Recorded data
#####

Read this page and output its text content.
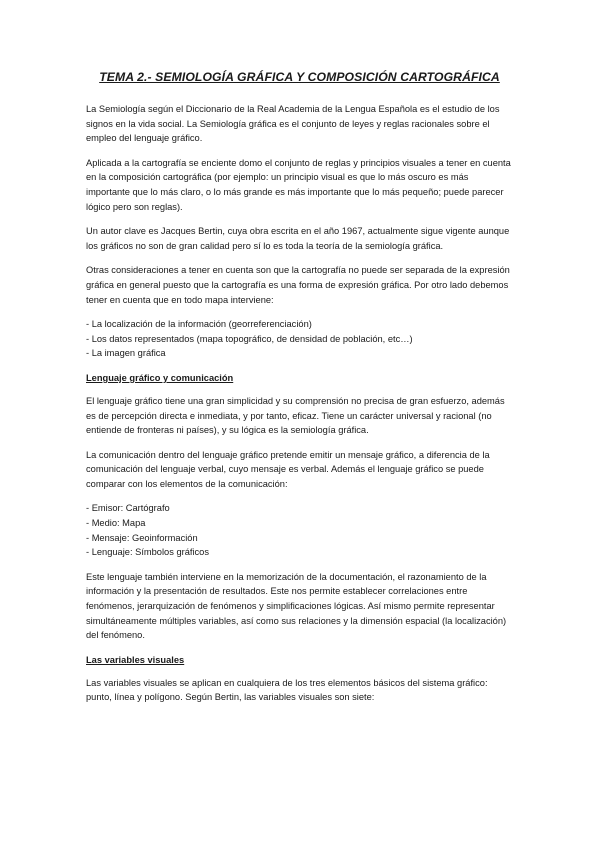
TEMA 2.- SEMIOLOGÍA GRÁFICA Y COMPOSICIÓN CARTOGRÁFICA

La Semiología según el Diccionario de la Real Academia de la Lengua Española es el estudio de los signos en la vida social. La Semiología gráfica es el conjunto de leyes y reglas racionales sobre el empleo del lenguaje gráfico.

Aplicada a la cartografía se enciente domo el conjunto de reglas y principios visuales a tener en cuenta en la composición cartográfica (por ejemplo: un principio visual es que lo más oscuro es más importante que lo más claro, o lo más grande es más importante que lo más pequeño; puede parecer lógico pero son reglas).

Un autor clave es Jacques Bertin, cuya obra escrita en el año 1967, actualmente sigue vigente aunque los gráficos no son de gran calidad pero sí lo es toda la teoría de la semiología gráfica.

Otras consideraciones a tener en cuenta son que la cartografía no puede ser separada de la expresión gráfica en general puesto que la cartografía es una forma de expresión gráfica. Por otro lado debemos tener en cuenta que en todo mapa interviene:

- La localización de la información (georreferenciación)
- Los datos representados (mapa topográfico, de densidad de población, etc…)
- La imagen gráfica
Lenguaje gráfico y comunicación

El lenguaje gráfico tiene una gran simplicidad y su comprensión no precisa de gran esfuerzo, además es de percepción directa e inmediata, y por tanto, eficaz. Tiene un carácter universal y racional (no entiende de fronteras ni países), y su lógica es la semiología gráfica.

La comunicación dentro del lenguaje gráfico pretende emitir un mensaje gráfico, a diferencia de la comunicación del lenguaje verbal, cuyo mensaje es verbal. Además el lenguaje gráfico se puede comparar con los elementos de la comunicación:

- Emisor: Cartógrafo
- Medio: Mapa
- Mensaje: Geoinformación
- Lenguaje: Símbolos gráficos

Este lenguaje también interviene en la memorización de la documentación, el razonamiento de la información y la presentación de resultados. Este nos permite establecer correlaciones entre fenómenos, jerarquización de fenómenos y simplificaciones lógicas. Así mismo permite representar simultáneamente múltiples variables, así como sus relaciones y la dimensión espacial (la localización) del fenómeno.

Las variables visuales

Las variables visuales se aplican en cualquiera de los tres elementos básicos del sistema gráfico: punto, línea y polígono. Según Bertin, las variables visuales son siete:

#####

### Task brief
Repeat all the records above exactly, leaving out any pictures.

### Output below
Read this page and output its text content.
TEMA 2.- SEMIOLOGÍA GRÁFICA Y COMPOSICIÓN CARTOGRÁFICA

La Semiología según el Diccionario de la Real Academia de la Lengua Española es el estudio de los signos en la vida social. La Semiología gráfica es el conjunto de leyes y reglas racionales sobre el empleo del lenguaje gráfico.

Aplicada a la cartografía se enciente domo el conjunto de reglas y principios visuales a tener en cuenta en la composición cartográfica (por ejemplo: un principio visual es que lo más oscuro es más importante que lo más claro, o lo más grande es más importante que lo más pequeño; puede parecer lógico pero son reglas).

Un autor clave es Jacques Bertin, cuya obra escrita en el año 1967, actualmente sigue vigente aunque los gráficos no son de gran calidad pero sí lo es toda la teoría de la semiología gráfica.

Otras consideraciones a tener en cuenta son que la cartografía no puede ser separada de la expresión gráfica en general puesto que la cartografía es una forma de expresión gráfica. Por otro lado debemos tener en cuenta que en todo mapa interviene:

- La localización de la información (georreferenciación)
- Los datos representados (mapa topográfico, de densidad de población, etc…)
- La imagen gráfica
Lenguaje gráfico y comunicación

El lenguaje gráfico tiene una gran simplicidad y su comprensión no precisa de gran esfuerzo, además es de percepción directa e inmediata, y por tanto, eficaz. Tiene un carácter universal y racional (no entiende de fronteras ni países), y su lógica es la semiología gráfica.

La comunicación dentro del lenguaje gráfico pretende emitir un mensaje gráfico, a diferencia de la comunicación del lenguaje verbal, cuyo mensaje es verbal. Además el lenguaje gráfico se puede comparar con los elementos de la comunicación:

- Emisor: Cartógrafo
- Medio: Mapa
- Mensaje: Geoinformación
- Lenguaje: Símbolos gráficos

Este lenguaje también interviene en la memorización de la documentación, el razonamiento de la información y la presentación de resultados. Este nos permite establecer correlaciones entre fenómenos, jerarquización de fenómenos y simplificaciones lógicas. Así mismo permite representar simultáneamente múltiples variables, así como sus relaciones y la dimensión espacial (la localización) del fenómeno.

Las variables visuales

Las variables visuales se aplican en cualquiera de los tres elementos básicos del sistema gráfico: punto, línea y polígono. Según Bertin, las variables visuales son siete:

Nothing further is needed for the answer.